Data shown
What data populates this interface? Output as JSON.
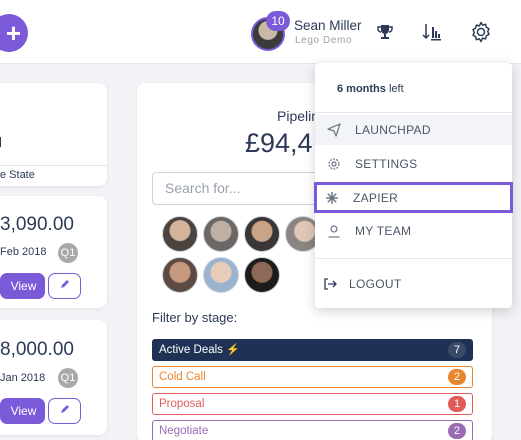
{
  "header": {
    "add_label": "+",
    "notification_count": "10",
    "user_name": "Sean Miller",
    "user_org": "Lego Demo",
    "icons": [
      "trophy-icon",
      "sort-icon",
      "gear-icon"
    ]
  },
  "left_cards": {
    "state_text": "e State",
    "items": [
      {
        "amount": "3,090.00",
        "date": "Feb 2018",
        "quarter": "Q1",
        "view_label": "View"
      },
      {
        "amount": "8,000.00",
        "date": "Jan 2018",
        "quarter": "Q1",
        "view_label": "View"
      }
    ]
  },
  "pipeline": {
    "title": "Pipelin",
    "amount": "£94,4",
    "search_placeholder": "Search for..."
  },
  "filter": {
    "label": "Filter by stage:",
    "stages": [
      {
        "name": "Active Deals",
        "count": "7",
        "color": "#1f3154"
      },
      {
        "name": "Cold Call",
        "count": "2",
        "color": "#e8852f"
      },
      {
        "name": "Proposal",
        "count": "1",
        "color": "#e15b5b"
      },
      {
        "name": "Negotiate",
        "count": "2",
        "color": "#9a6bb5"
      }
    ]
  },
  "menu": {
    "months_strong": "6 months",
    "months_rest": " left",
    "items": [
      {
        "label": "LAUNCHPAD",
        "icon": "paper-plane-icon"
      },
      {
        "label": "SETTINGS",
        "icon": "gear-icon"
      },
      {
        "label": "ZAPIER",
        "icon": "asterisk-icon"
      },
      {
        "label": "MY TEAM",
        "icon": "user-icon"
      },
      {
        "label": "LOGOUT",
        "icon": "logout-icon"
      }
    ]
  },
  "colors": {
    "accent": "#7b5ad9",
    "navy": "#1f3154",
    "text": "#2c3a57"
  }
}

Exercise instructions
Determine the count of lines in the data above with the string "amount" in them, and give that count alone.

Exercise answer
3